EXTRACT PROVIDED:
Pro Photo

Basic Video Editing with Photoshop CS4/CS5 Extended

Part One – The Video Editing with Photoshop CS4/CS5 Extended Series

Are you a photographer that is just starting to discover the world of video with a new HD DSLR?  Do you have video clips that just needs some basic editing but haven’t yet sprung for the high-priced video editing suites like Final Cut, Premiere Pro or Avid Xpress? You can do some basic video editing right inside Photoshop CS4 and CS5 Extended and retain all the resolution of your original footage. Unlike using a consumer utility like iMovie or Movie Maker, you will have total control over color correction, video layer modifications and even plug-in effects that you’re already familiar with.

Getting Started

The easiest way to get your video clips into Photoshop is to import them as video layers. You may wish to also wish to import video frames to layers if you’re going to do some frame animation or rotoscoping work on the individual layers (we’ll get into that more in another tutorial). But it’s important to be sure you have the correct file size, resolution and pixel aspect ratio in your main project file before importing your video.??

PROBLEMS TO SOLVE:
1. In the Photoshop video editing tutorial, what is the easiest way to get video clips into Photoshop?
2. Name every high-priced video editing suite mentioned in the Photoshop video editing tutorial.
3. From the Photoshop video editing tutorial, quote the passage starting with "Part One – The" and going on through "already familiar with.".

Stored data entries

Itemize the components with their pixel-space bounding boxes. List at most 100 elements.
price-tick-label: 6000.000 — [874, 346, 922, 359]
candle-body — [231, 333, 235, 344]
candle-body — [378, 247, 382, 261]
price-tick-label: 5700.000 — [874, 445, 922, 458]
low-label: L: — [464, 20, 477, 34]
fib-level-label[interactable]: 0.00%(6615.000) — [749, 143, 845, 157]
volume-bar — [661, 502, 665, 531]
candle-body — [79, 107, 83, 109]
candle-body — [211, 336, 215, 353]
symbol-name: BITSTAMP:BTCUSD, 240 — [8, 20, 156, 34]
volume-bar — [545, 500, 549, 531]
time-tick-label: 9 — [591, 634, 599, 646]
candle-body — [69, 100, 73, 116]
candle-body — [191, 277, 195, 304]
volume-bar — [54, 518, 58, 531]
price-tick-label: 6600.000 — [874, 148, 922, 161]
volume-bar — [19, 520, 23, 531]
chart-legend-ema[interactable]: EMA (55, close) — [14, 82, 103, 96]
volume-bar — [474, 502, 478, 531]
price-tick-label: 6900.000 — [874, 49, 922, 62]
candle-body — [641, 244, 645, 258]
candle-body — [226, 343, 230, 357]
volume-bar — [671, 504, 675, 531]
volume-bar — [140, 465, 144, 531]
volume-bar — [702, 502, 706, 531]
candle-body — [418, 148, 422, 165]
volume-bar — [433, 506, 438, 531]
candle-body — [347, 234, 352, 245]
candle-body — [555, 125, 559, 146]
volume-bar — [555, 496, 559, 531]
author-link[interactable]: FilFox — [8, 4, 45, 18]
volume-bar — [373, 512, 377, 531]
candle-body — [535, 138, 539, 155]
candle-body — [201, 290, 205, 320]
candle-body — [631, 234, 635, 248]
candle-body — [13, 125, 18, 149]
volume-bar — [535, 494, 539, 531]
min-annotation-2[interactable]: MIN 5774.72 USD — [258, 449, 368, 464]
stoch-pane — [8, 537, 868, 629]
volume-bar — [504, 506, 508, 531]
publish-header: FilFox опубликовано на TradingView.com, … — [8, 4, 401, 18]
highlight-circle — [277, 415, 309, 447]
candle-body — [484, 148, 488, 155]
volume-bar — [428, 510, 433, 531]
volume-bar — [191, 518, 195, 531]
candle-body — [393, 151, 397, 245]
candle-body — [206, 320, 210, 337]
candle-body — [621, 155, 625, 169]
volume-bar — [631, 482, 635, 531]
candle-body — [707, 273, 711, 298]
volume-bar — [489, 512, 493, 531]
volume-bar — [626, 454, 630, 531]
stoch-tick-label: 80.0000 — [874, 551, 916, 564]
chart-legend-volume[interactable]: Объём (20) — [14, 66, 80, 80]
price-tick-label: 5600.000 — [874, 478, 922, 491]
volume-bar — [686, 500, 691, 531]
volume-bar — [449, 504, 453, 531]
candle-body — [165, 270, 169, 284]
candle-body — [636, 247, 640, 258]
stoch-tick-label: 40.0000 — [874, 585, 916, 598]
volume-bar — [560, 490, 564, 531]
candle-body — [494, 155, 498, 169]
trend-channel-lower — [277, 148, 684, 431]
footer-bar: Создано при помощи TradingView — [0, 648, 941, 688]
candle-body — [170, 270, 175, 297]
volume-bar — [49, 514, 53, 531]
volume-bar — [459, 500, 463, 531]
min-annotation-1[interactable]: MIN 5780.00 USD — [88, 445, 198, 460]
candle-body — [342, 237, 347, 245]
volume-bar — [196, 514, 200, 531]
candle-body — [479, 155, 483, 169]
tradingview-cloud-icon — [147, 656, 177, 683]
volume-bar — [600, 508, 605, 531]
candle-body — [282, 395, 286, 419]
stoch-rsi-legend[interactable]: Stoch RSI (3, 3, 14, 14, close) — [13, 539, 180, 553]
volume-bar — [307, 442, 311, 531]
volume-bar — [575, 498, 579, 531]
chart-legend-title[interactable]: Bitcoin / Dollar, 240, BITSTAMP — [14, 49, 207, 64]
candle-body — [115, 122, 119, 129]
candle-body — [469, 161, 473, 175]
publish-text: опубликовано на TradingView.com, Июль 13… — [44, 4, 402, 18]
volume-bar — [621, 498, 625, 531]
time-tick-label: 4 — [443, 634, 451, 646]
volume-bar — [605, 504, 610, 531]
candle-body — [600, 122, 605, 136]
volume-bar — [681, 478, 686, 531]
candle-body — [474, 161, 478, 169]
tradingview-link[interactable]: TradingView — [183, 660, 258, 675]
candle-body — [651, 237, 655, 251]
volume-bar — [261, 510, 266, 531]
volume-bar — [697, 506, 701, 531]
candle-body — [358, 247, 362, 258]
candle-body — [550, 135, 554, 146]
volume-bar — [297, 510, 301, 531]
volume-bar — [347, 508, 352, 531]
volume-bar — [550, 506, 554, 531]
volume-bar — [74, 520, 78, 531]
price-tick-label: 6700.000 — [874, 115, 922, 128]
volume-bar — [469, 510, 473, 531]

RESULTS:
1. Import them as video layers.

2. Final Cut, Premiere Pro, Avid Xpress

3.
Part One – The Video Editing with Photoshop CS4/CS5 Extended Series

Are you a photographer that is just starting to discover the world of video with a new HD DSLR?  Do you have video clips that just needs some basic editing but haven’t yet sprung for the high-priced video editing suites like Final Cut, Premiere Pro or Avid Xpress? You can do some basic video editing right inside Photoshop CS4 and CS5 Extended and retain all the resolution of your original footage. Unlike using a consumer utility like iMovie or Movie Maker, you will have total control over color correction, video layer modifications and even plug-in effects that you’re already familiar with.